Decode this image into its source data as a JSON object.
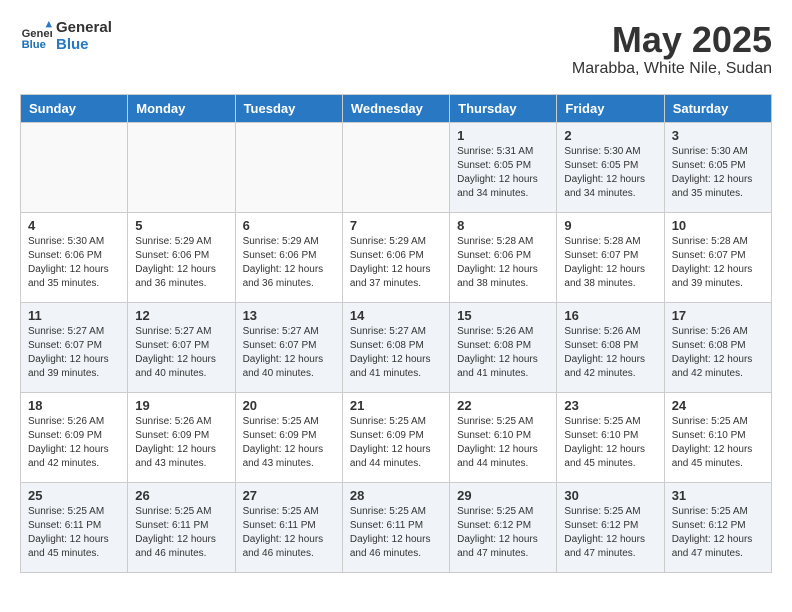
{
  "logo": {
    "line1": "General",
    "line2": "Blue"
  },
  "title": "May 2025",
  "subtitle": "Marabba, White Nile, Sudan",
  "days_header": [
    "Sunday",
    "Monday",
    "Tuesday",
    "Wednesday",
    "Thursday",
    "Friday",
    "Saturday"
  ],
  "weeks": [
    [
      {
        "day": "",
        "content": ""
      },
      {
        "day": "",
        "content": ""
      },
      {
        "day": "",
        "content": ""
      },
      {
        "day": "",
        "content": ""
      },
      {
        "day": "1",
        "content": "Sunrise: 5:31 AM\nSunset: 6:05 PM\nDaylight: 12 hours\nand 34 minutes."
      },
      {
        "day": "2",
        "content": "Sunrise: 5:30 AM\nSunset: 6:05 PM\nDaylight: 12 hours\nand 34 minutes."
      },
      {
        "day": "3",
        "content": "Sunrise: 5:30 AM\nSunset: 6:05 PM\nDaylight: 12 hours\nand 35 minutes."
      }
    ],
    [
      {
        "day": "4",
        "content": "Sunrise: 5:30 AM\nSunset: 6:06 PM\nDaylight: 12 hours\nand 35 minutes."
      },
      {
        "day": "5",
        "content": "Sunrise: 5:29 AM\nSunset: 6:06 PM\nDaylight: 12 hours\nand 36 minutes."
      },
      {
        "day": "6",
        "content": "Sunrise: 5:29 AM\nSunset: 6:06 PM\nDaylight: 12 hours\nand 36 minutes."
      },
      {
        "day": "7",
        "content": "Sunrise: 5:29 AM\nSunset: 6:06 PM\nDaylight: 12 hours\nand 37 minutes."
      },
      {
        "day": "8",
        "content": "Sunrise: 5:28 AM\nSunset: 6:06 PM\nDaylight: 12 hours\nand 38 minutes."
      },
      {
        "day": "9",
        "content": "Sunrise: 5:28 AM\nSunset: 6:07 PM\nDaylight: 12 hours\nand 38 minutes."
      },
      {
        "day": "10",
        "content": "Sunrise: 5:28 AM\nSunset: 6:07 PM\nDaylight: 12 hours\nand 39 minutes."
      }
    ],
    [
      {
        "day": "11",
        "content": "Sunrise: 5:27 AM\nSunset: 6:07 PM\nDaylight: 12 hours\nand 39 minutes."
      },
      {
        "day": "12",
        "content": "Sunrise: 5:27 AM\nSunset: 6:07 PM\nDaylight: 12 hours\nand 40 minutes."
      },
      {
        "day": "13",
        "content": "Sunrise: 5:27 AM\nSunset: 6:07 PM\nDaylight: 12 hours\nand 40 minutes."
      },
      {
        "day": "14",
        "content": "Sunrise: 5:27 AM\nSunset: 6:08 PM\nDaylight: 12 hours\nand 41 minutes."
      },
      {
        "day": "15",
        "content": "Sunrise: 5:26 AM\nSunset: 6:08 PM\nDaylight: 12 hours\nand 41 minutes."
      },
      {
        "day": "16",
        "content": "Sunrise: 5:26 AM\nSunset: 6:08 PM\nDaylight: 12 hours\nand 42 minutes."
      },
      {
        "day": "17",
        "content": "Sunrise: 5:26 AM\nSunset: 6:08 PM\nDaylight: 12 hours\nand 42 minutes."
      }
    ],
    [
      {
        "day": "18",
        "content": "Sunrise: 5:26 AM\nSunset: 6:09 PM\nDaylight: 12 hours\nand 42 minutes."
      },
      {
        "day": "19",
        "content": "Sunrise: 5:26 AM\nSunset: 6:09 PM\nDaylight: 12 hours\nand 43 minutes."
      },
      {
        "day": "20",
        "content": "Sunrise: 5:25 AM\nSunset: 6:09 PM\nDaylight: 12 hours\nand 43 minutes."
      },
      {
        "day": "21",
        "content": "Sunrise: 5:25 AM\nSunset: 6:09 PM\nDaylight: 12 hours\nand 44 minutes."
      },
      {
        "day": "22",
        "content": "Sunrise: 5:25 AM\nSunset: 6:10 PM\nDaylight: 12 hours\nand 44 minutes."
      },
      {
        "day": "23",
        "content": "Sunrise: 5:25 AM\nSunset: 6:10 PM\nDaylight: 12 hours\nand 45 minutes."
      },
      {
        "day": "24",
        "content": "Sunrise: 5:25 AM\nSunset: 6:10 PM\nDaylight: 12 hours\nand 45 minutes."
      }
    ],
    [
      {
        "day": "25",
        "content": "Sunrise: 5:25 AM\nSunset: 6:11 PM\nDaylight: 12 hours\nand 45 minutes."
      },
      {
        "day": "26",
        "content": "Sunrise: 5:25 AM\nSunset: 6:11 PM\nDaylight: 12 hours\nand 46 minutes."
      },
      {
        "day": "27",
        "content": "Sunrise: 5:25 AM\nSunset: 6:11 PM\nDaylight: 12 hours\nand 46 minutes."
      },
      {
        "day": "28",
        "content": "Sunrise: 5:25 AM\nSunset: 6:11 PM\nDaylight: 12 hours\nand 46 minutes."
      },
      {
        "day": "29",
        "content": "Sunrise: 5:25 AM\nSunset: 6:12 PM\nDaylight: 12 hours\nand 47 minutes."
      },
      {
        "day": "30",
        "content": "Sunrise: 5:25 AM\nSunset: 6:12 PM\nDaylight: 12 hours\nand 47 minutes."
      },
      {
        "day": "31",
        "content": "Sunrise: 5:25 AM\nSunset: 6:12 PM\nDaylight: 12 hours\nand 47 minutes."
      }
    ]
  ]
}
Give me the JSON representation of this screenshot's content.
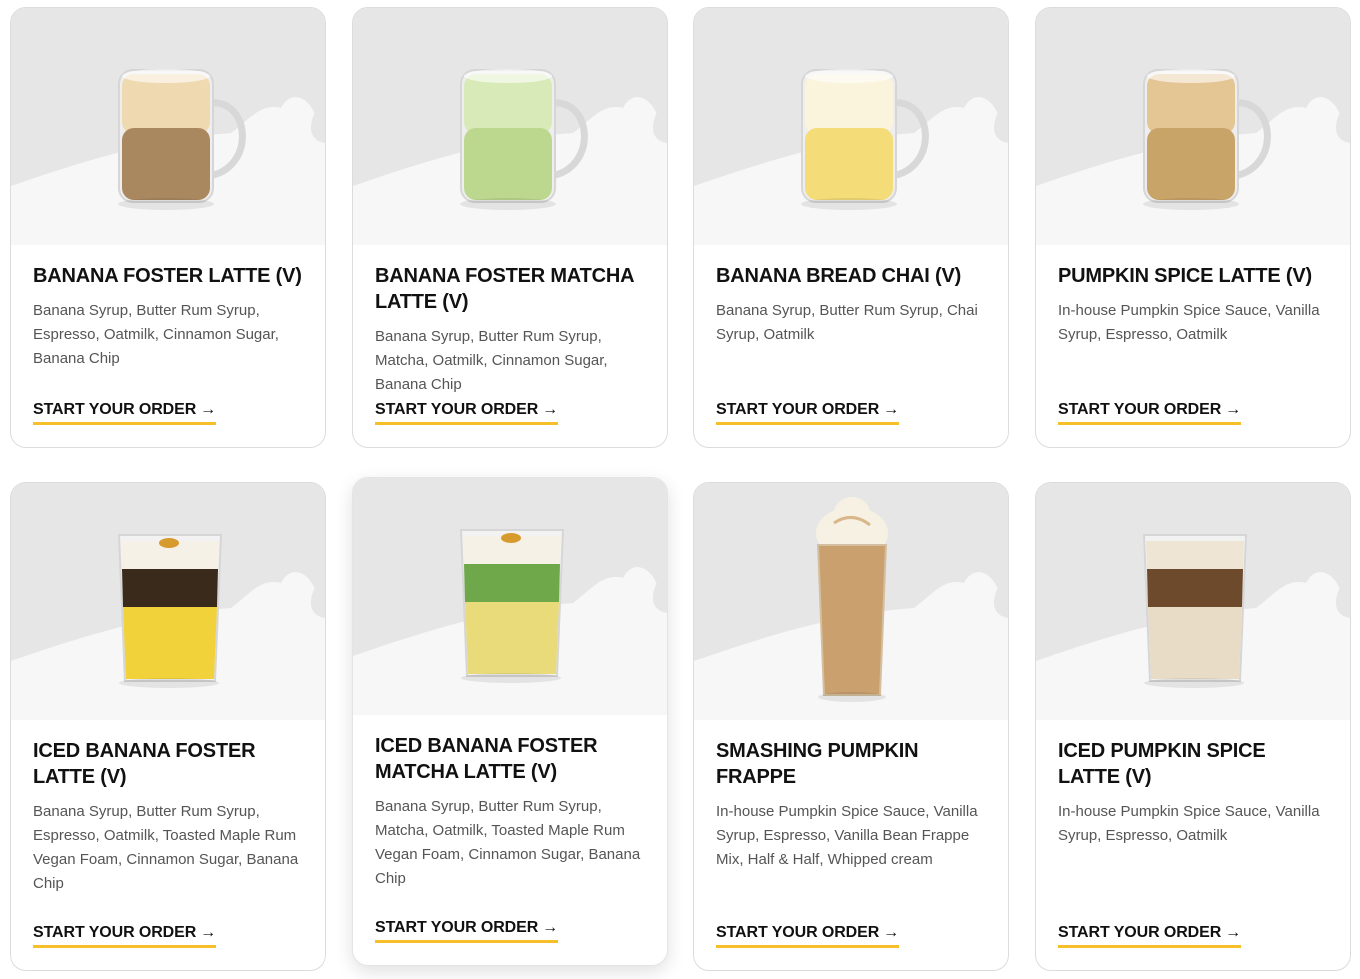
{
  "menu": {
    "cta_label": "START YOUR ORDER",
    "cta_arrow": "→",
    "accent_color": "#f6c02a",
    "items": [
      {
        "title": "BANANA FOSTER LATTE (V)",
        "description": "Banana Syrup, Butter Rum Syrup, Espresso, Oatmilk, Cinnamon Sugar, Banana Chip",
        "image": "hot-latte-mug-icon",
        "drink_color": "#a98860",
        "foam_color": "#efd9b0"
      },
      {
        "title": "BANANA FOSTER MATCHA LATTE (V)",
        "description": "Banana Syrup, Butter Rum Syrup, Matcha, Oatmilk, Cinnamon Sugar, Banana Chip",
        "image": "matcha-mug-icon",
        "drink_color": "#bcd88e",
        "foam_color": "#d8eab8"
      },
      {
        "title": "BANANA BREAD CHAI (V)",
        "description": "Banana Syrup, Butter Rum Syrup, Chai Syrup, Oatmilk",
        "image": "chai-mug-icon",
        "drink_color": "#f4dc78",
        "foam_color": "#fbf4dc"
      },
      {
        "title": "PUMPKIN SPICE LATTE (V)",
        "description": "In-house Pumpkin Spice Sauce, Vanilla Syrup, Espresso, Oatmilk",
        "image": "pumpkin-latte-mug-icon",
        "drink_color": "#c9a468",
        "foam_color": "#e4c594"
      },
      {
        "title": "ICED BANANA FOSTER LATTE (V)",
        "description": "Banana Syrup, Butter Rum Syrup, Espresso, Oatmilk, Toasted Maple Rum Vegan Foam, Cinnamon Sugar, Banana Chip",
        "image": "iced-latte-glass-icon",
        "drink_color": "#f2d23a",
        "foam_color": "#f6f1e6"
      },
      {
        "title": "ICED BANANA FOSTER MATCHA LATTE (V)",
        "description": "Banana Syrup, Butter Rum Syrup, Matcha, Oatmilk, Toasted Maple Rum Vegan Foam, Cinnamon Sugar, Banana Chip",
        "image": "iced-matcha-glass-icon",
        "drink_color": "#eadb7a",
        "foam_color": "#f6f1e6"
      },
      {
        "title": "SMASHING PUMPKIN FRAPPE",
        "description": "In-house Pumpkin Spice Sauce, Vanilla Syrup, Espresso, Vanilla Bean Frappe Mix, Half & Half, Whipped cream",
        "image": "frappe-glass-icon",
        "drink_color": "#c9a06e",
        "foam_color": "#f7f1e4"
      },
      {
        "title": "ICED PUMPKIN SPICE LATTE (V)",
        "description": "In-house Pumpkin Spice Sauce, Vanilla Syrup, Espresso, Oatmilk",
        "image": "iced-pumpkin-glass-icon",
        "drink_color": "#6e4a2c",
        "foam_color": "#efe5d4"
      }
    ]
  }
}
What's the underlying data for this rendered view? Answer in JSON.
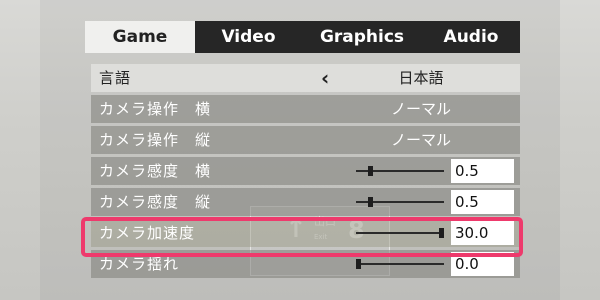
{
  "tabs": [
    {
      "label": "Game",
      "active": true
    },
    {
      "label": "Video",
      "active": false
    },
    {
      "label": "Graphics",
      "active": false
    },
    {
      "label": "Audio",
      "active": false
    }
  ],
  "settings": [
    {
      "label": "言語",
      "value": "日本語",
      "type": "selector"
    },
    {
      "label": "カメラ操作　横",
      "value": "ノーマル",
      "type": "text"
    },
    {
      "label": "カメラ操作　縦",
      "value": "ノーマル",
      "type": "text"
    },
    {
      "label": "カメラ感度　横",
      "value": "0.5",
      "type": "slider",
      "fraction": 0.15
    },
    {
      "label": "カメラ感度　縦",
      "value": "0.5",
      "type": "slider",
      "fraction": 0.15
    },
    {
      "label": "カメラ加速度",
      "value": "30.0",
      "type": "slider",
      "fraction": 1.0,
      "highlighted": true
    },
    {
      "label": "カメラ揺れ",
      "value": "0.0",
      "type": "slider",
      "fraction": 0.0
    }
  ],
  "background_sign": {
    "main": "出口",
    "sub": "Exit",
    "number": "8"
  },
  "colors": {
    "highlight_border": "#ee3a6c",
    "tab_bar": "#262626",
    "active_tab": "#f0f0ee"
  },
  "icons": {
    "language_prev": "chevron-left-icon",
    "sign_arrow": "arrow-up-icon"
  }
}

# # # # #

## Problem to solve
Only lines with the word "fraction" should be collected from the material.

## Expected answer
      "fraction": 0.15
      "fraction": 0.15
      "fraction": 1.0,
      "fraction": 0.0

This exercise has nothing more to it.